## [Records for this exercise]
— BEGIN —

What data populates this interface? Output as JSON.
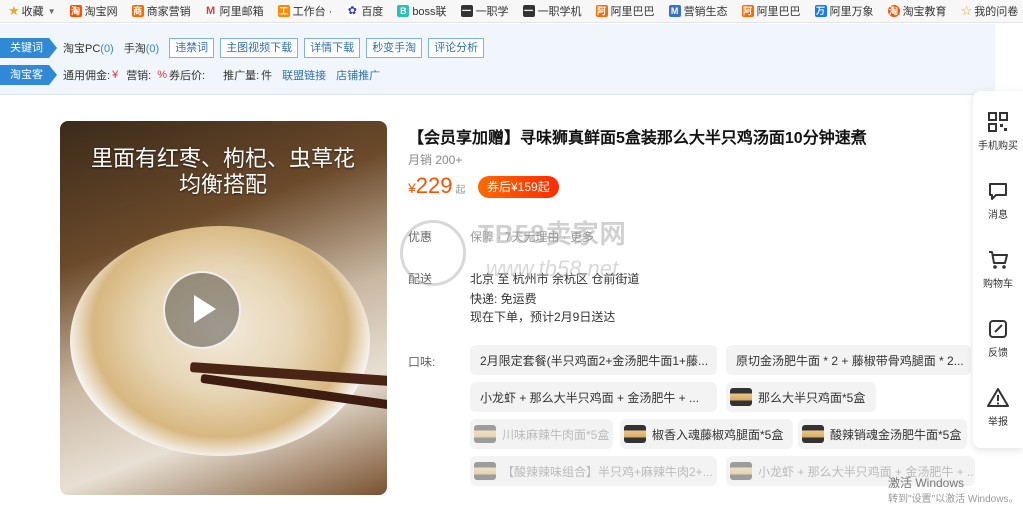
{
  "bookmarks": [
    {
      "label": "收藏",
      "color": "#f5a623"
    },
    {
      "label": "淘宝网",
      "color": "#ff5000"
    },
    {
      "label": "商家营销",
      "color": "#ff6a00"
    },
    {
      "label": "阿里邮箱",
      "color": "#e4393c"
    },
    {
      "label": "工作台 ·",
      "color": "#ff8a00"
    },
    {
      "label": "百度",
      "color": "#2932e1"
    },
    {
      "label": "boss联",
      "color": "#2bc2b3"
    },
    {
      "label": "一职学",
      "color": "#333333"
    },
    {
      "label": "一职学机",
      "color": "#333333"
    },
    {
      "label": "阿里巴巴",
      "color": "#ff6a00"
    },
    {
      "label": "营销生态",
      "color": "#3b6fd6"
    },
    {
      "label": "阿里巴巴",
      "color": "#ff6a00"
    },
    {
      "label": "阿里万象",
      "color": "#1677ff"
    },
    {
      "label": "淘宝教育",
      "color": "#ff5000"
    },
    {
      "label": "我的问卷",
      "color": "#f5a623"
    }
  ],
  "plugin": {
    "keyword_tag": "关键词",
    "taobao_pc": "淘宝PC",
    "taobao_pc_count": "(0)",
    "shoutao": "手淘",
    "shoutao_count": "(0)",
    "buttons": [
      "违禁词",
      "主图视频下载",
      "详情下载",
      "秒变手淘",
      "评论分析"
    ],
    "taoke_tag": "淘宝客",
    "commission_label": "通用佣金:",
    "commission_value": "¥",
    "sales_label": "营销:",
    "sales_value": "%",
    "coupon_label": "券后价:",
    "promo_label": "推广量:",
    "promo_value": "件",
    "links": [
      "联盟链接",
      "店铺推广"
    ]
  },
  "product": {
    "video_caption": "里面有红枣、枸杞、虫草花 均衡搭配",
    "title": "【会员享加赠】寻味狮真鲜面5盒装那么大半只鸡汤面10分钟速煮",
    "monthly_sales": "月销 200+",
    "price_currency": "¥",
    "price": "229",
    "price_suffix": "起",
    "coupon": "券后¥159起",
    "benefit_label": "优惠",
    "benefit_text": "保障 · 7天无理由 · 更多",
    "ship_label": "配送",
    "ship_from": "北京 至 杭州市 余杭区 仓前街道",
    "express": "快递: 免运费",
    "eta": "现在下单，预计2月9日送达",
    "flavor_label": "口味:",
    "options": [
      {
        "text": "2月限定套餐(半只鸡面2+金汤肥牛面1+藤...",
        "disabled": false,
        "thumb": false
      },
      {
        "text": "原切金汤肥牛面 * 2 + 藤椒带骨鸡腿面 * 2...",
        "disabled": false,
        "thumb": false
      },
      {
        "text": "小龙虾 + 那么大半只鸡面 + 金汤肥牛 + ...",
        "disabled": false,
        "thumb": false
      },
      {
        "text": "那么大半只鸡面*5盒",
        "disabled": false,
        "thumb": true
      },
      {
        "text": "川味麻辣牛肉面*5盒",
        "disabled": true,
        "thumb": true
      },
      {
        "text": "椒香入魂藤椒鸡腿面*5盒",
        "disabled": false,
        "thumb": true
      },
      {
        "text": "酸辣销魂金汤肥牛面*5盒",
        "disabled": false,
        "thumb": true
      },
      {
        "text": "【酸辣辣味组合】半只鸡+麻辣牛肉2+...",
        "disabled": true,
        "thumb": true
      },
      {
        "text": "小龙虾 + 那么大半只鸡面 + 金汤肥牛 + ...",
        "disabled": true,
        "thumb": true
      }
    ]
  },
  "watermark": {
    "brand": "TB58卖家网",
    "url": "www.tb58.net"
  },
  "side_bar": [
    {
      "label": "手机购买",
      "icon": "qrcode-icon"
    },
    {
      "label": "消息",
      "icon": "message-icon"
    },
    {
      "label": "购物车",
      "icon": "cart-icon"
    },
    {
      "label": "反馈",
      "icon": "edit-icon"
    },
    {
      "label": "举报",
      "icon": "warning-icon"
    }
  ],
  "windows_activation": {
    "line1": "激活 Windows",
    "line2": "转到\"设置\"以激活 Windows。"
  }
}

— END —

## [What needs to be done]
Skip the pictures and print each record exactly as it stands.

## [Exercise output]
What data populates this interface? Output as JSON.
{
  "bookmarks": [
    {
      "label": "收藏",
      "color": "#f5a623"
    },
    {
      "label": "淘宝网",
      "color": "#ff5000"
    },
    {
      "label": "商家营销",
      "color": "#ff6a00"
    },
    {
      "label": "阿里邮箱",
      "color": "#e4393c"
    },
    {
      "label": "工作台 ·",
      "color": "#ff8a00"
    },
    {
      "label": "百度",
      "color": "#2932e1"
    },
    {
      "label": "boss联",
      "color": "#2bc2b3"
    },
    {
      "label": "一职学",
      "color": "#333333"
    },
    {
      "label": "一职学机",
      "color": "#333333"
    },
    {
      "label": "阿里巴巴",
      "color": "#ff6a00"
    },
    {
      "label": "营销生态",
      "color": "#3b6fd6"
    },
    {
      "label": "阿里巴巴",
      "color": "#ff6a00"
    },
    {
      "label": "阿里万象",
      "color": "#1677ff"
    },
    {
      "label": "淘宝教育",
      "color": "#ff5000"
    },
    {
      "label": "我的问卷",
      "color": "#f5a623"
    }
  ],
  "plugin": {
    "keyword_tag": "关键词",
    "taobao_pc": "淘宝PC",
    "taobao_pc_count": "(0)",
    "shoutao": "手淘",
    "shoutao_count": "(0)",
    "buttons": [
      "违禁词",
      "主图视频下载",
      "详情下载",
      "秒变手淘",
      "评论分析"
    ],
    "taoke_tag": "淘宝客",
    "commission_label": "通用佣金:",
    "commission_value": "¥",
    "sales_label": "营销:",
    "sales_value": "%",
    "coupon_label": "券后价:",
    "promo_label": "推广量:",
    "promo_value": "件",
    "links": [
      "联盟链接",
      "店铺推广"
    ]
  },
  "product": {
    "video_caption": "里面有红枣、枸杞、虫草花 均衡搭配",
    "title": "【会员享加赠】寻味狮真鲜面5盒装那么大半只鸡汤面10分钟速煮",
    "monthly_sales": "月销 200+",
    "price_currency": "¥",
    "price": "229",
    "price_suffix": "起",
    "coupon": "券后¥159起",
    "benefit_label": "优惠",
    "benefit_text": "保障 · 7天无理由 · 更多",
    "ship_label": "配送",
    "ship_from": "北京 至 杭州市 余杭区 仓前街道",
    "express": "快递: 免运费",
    "eta": "现在下单，预计2月9日送达",
    "flavor_label": "口味:",
    "options": [
      {
        "text": "2月限定套餐(半只鸡面2+金汤肥牛面1+藤...",
        "disabled": false,
        "thumb": false
      },
      {
        "text": "原切金汤肥牛面 * 2 + 藤椒带骨鸡腿面 * 2...",
        "disabled": false,
        "thumb": false
      },
      {
        "text": "小龙虾 + 那么大半只鸡面 + 金汤肥牛 + ...",
        "disabled": false,
        "thumb": false
      },
      {
        "text": "那么大半只鸡面*5盒",
        "disabled": false,
        "thumb": true
      },
      {
        "text": "川味麻辣牛肉面*5盒",
        "disabled": true,
        "thumb": true
      },
      {
        "text": "椒香入魂藤椒鸡腿面*5盒",
        "disabled": false,
        "thumb": true
      },
      {
        "text": "酸辣销魂金汤肥牛面*5盒",
        "disabled": false,
        "thumb": true
      },
      {
        "text": "【酸辣辣味组合】半只鸡+麻辣牛肉2+...",
        "disabled": true,
        "thumb": true
      },
      {
        "text": "小龙虾 + 那么大半只鸡面 + 金汤肥牛 + ...",
        "disabled": true,
        "thumb": true
      }
    ]
  },
  "watermark": {
    "brand": "TB58卖家网",
    "url": "www.tb58.net"
  },
  "side_bar": [
    {
      "label": "手机购买",
      "icon": "qrcode-icon"
    },
    {
      "label": "消息",
      "icon": "message-icon"
    },
    {
      "label": "购物车",
      "icon": "cart-icon"
    },
    {
      "label": "反馈",
      "icon": "edit-icon"
    },
    {
      "label": "举报",
      "icon": "warning-icon"
    }
  ],
  "windows_activation": {
    "line1": "激活 Windows",
    "line2": "转到\"设置\"以激活 Windows。"
  }
}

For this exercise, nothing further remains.